Task brief — Return the material below as a JSON list of strings, one string per line, with blank lines left out.
>>>>
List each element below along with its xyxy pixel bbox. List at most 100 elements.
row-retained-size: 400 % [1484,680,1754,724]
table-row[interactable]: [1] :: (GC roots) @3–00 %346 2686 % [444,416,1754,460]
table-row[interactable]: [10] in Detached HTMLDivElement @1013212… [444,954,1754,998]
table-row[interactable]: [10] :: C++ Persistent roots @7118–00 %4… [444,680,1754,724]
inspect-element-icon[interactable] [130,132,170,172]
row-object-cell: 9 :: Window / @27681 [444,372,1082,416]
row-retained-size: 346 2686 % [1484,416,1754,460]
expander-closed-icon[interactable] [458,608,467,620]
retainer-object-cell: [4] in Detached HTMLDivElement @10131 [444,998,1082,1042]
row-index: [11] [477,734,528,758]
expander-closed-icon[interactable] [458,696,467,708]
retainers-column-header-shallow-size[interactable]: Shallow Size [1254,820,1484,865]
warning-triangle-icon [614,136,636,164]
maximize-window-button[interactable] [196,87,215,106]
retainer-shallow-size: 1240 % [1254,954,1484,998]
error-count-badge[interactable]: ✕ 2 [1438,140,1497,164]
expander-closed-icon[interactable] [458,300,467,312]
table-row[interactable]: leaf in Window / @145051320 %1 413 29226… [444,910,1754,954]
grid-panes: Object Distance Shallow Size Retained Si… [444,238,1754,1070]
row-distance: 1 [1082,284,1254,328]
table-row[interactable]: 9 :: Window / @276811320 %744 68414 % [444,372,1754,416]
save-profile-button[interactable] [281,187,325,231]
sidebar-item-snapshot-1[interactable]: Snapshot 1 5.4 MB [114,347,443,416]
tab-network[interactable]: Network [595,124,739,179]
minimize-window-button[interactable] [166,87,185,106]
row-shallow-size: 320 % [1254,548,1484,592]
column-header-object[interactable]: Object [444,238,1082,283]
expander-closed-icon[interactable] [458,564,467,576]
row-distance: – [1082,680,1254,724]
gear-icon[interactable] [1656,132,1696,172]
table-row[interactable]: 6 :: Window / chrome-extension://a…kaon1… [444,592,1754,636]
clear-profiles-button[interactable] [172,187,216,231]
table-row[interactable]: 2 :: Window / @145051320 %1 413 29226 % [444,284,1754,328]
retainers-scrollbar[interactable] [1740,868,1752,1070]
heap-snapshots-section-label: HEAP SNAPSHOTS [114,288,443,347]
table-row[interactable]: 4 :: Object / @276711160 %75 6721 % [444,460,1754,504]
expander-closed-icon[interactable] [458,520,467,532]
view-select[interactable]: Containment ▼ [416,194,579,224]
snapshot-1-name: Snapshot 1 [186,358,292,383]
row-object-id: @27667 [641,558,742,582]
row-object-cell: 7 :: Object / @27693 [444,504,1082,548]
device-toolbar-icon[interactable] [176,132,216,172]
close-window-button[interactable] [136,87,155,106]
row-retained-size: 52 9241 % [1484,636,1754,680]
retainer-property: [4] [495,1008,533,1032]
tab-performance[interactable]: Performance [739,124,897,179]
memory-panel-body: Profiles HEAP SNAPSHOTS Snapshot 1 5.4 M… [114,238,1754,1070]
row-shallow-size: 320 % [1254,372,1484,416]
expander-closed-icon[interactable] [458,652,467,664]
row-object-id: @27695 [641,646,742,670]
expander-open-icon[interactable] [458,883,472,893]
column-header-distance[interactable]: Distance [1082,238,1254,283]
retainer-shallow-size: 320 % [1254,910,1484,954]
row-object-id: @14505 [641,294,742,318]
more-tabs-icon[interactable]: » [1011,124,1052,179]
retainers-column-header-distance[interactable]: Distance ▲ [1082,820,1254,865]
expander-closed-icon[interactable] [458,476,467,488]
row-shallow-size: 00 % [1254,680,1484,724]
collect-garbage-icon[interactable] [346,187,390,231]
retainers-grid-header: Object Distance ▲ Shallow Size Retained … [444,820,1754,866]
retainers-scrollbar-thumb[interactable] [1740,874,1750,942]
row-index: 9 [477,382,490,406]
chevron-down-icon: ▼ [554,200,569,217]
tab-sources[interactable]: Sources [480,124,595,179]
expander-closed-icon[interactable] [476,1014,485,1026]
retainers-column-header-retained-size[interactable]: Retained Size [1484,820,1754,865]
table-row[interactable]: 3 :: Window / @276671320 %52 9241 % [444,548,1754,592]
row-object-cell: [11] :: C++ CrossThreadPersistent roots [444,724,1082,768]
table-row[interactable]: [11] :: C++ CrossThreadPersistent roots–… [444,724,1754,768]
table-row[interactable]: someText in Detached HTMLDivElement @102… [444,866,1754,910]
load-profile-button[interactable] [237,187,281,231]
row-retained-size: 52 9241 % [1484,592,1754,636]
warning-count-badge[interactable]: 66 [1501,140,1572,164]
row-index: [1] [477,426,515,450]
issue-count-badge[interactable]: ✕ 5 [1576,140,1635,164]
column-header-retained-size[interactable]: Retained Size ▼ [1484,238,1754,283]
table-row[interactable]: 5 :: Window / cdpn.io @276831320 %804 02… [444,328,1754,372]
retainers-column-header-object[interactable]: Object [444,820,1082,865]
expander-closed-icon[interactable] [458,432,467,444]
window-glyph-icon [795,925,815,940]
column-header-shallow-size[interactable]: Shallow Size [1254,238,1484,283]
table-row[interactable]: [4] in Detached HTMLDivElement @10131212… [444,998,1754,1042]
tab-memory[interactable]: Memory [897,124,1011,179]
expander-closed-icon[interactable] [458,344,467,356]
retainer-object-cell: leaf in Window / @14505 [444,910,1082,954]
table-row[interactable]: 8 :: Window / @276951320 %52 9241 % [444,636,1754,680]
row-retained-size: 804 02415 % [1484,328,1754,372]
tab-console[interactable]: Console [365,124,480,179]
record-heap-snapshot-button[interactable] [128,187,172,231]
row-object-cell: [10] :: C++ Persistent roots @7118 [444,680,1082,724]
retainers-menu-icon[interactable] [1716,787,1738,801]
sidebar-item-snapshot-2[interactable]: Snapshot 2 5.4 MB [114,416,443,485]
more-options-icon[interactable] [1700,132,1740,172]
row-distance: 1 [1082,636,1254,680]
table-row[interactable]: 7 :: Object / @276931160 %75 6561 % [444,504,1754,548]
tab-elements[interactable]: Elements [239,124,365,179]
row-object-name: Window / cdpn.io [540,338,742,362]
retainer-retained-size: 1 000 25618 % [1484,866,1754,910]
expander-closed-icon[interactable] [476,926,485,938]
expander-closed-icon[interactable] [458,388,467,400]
<<<<
Exercise output —
[
  "List each element below along with its xyxy pixel bbox. List at most 100 elements.",
  "row-retained-size: 400 % [1484,680,1754,724]",
  "table-row[interactable]: [1] :: (GC roots) @3–00 %346 2686 % [444,416,1754,460]",
  "table-row[interactable]: [10] in Detached HTMLDivElement @1013212… [444,954,1754,998]",
  "table-row[interactable]: [10] :: C++ Persistent roots @7118–00 %4… [444,680,1754,724]",
  "inspect-element-icon[interactable] [130,132,170,172]",
  "row-object-cell: 9 :: Window / @27681 [444,372,1082,416]",
  "row-retained-size: 346 2686 % [1484,416,1754,460]",
  "expander-closed-icon[interactable] [458,608,467,620]",
  "retainer-object-cell: [4] in Detached HTMLDivElement @10131 [444,998,1082,1042]",
  "row-index: [11] [477,734,528,758]",
  "expander-closed-icon[interactable] [458,696,467,708]",
  "retainers-column-header-shallow-size[interactable]: Shallow Size [1254,820,1484,865]",
  "warning-triangle-icon [614,136,636,164]",
  "maximize-window-button[interactable] [196,87,215,106]",
  "retainer-shallow-size: 1240 % [1254,954,1484,998]",
  "error-count-badge[interactable]: ✕ 2 [1438,140,1497,164]",
  "expander-closed-icon[interactable] [458,300,467,312]",
  "table-row[interactable]: leaf in Window / @145051320 %1 413 29226… [444,910,1754,954]",
  "grid-panes: Object Distance Shallow Size Retained Si… [444,238,1754,1070]",
  "row-distance: 1 [1082,284,1254,328]",
  "table-row[interactable]: 9 :: Window / @276811320 %744 68414 % [444,372,1754,416]",
  "save-profile-button[interactable] [281,187,325,231]",
  "sidebar-item-snapshot-1[interactable]: Snapshot 1 5.4 MB [114,347,443,416]",
  "tab-network[interactable]: Network [595,124,739,179]",
  "minimize-window-button[interactable] [166,87,185,106]",
  "row-shallow-size: 320 % [1254,548,1484,592]",
  "column-header-object[interactable]: Object [444,238,1082,283]",
  "expander-closed-icon[interactable] [458,564,467,576]",
  "row-distance: – [1082,680,1254,724]",
  "gear-icon[interactable] [1656,132,1696,172]",
  "table-row[interactable]: 6 :: Window / chrome-extension://a…kaon1… [444,592,1754,636]",
  "clear-profiles-button[interactable] [172,187,216,231]",
  "table-row[interactable]: 2 :: Window / @145051320 %1 413 29226 % [444,284,1754,328]",
  "retainers-scrollbar[interactable] [1740,868,1752,1070]",
  "heap-snapshots-section-label: HEAP SNAPSHOTS [114,288,443,347]",
  "table-row[interactable]: 4 :: Object / @276711160 %75 6721 % [444,460,1754,504]",
  "expander-closed-icon[interactable] [458,520,467,532]",
  "view-select[interactable]: Containment ▼ [416,194,579,224]",
  "snapshot-1-name: Snapshot 1 [186,358,292,383]",
  "row-object-id: @27667 [641,558,742,582]",
  "row-object-cell: 7 :: Object / @27693 [444,504,1082,548]",
  "device-toolbar-icon[interactable] [176,132,216,172]",
  "close-window-button[interactable] [136,87,155,106]",
  "row-retained-size: 52 9241 % [1484,636,1754,680]",
  "retainer-property: [4] [495,1008,533,1032]",
  "tab-performance[interactable]: Performance [739,124,897,179]",
  "memory-panel-body: Profiles HEAP SNAPSHOTS Snapshot 1 5.4 M… [114,238,1754,1070]",
  "row-shallow-size: 320 % [1254,372,1484,416]",
  "expander-closed-icon[interactable] [458,652,467,664]",
  "row-object-id: @27695 [641,646,742,670]",
  "expander-open-icon[interactable] [458,883,472,893]",
  "column-header-distance[interactable]: Distance [1082,238,1254,283]",
  "retainer-shallow-size: 320 % [1254,910,1484,954]",
  "row-object-id: @14505 [641,294,742,318]",
  "more-tabs-icon[interactable]: » [1011,124,1052,179]",
  "retainers-column-header-distance[interactable]: Distance ▲ [1082,820,1254,865]",
  "expander-closed-icon[interactable] [458,476,467,488]",
  "row-shallow-size: 00 % [1254,680,1484,724]",
  "collect-garbage-icon[interactable] [346,187,390,231]",
  "retainers-grid-header: Object Distance ▲ Shallow Size Retained … [444,820,1754,866]",
  "retainers-scrollbar-thumb[interactable] [1740,874,1750,942]",
  "row-index: 9 [477,382,490,406]",
  "chevron-down-icon: ▼ [554,200,569,217]",
  "tab-sources[interactable]: Sources [480,124,595,179]",
  "expander-closed-icon[interactable] [476,1014,485,1026]",
  "retainers-column-header-retained-size[interactable]: Retained Size [1484,820,1754,865]",
  "table-row[interactable]: 3 :: Window / @276671320 %52 9241 % [444,548,1754,592]",
  "row-object-cell: [11] :: C++ CrossThreadPersistent roots [444,724,1082,768]",
  "table-row[interactable]: [11] :: C++ CrossThreadPersistent roots–… [444,724,1754,768]",
  "table-row[interactable]: someText in Detached HTMLDivElement @102… [444,866,1754,910]",
  "load-profile-button[interactable] [237,187,281,231]",
  "row-retained-size: 52 9241 % [1484,592,1754,636]",
  "warning-count-badge[interactable]: 66 [1501,140,1572,164]",
  "row-index: [1] [477,426,515,450]",
  "issue-count-badge[interactable]: ✕ 5 [1576,140,1635,164]",
  "column-header-retained-size[interactable]: Retained Size ▼ [1484,238,1754,283]",
  "table-row[interactable]: 5 :: Window / cdpn.io @276831320 %804 02… [444,328,1754,372]",
  "retainers-column-header-object[interactable]: Object [444,820,1082,865]",
  "expander-closed-icon[interactable] [458,432,467,444]",
  "window-glyph-icon [795,925,815,940]",
  "column-header-shallow-size[interactable]: Shallow Size [1254,238,1484,283]",
  "table-row[interactable]: [4] in Detached HTMLDivElement @10131212… [444,998,1754,1042]",
  "tab-memory[interactable]: Memory [897,124,1011,179]",
  "expander-closed-icon[interactable] [458,344,467,356]",
  "retainer-object-cell: leaf in Window / @14505 [444,910,1082,954]",
  "table-row[interactable]: 8 :: Window / @276951320 %52 9241 % [444,636,1754,680]",
  "row-retained-size: 804 02415 % [1484,328,1754,372]",
  "tab-console[interactable]: Console [365,124,480,179]",
  "record-heap-snapshot-button[interactable] [128,187,172,231]",
  "row-object-cell: [10] :: C++ Persistent roots @7118 [444,680,1082,724]",
  "retainers-menu-icon[interactable] [1716,787,1738,801]",
  "sidebar-item-snapshot-2[interactable]: Snapshot 2 5.4 MB [114,416,443,485]",
  "more-options-icon[interactable] [1700,132,1740,172]",
  "row-distance: 1 [1082,636,1254,680]",
  "table-row[interactable]: 7 :: Object / @276931160 %75 6561 % [444,504,1754,548]",
  "tab-elements[interactable]: Elements [239,124,365,179]",
  "row-object-name: Window / cdpn.io [540,338,742,362]",
  "retainer-retained-size: 1 000 25618 % [1484,866,1754,910]",
  "expander-closed-icon[interactable] [476,926,485,938]",
  "expander-closed-icon[interactable] [458,388,467,400]"
]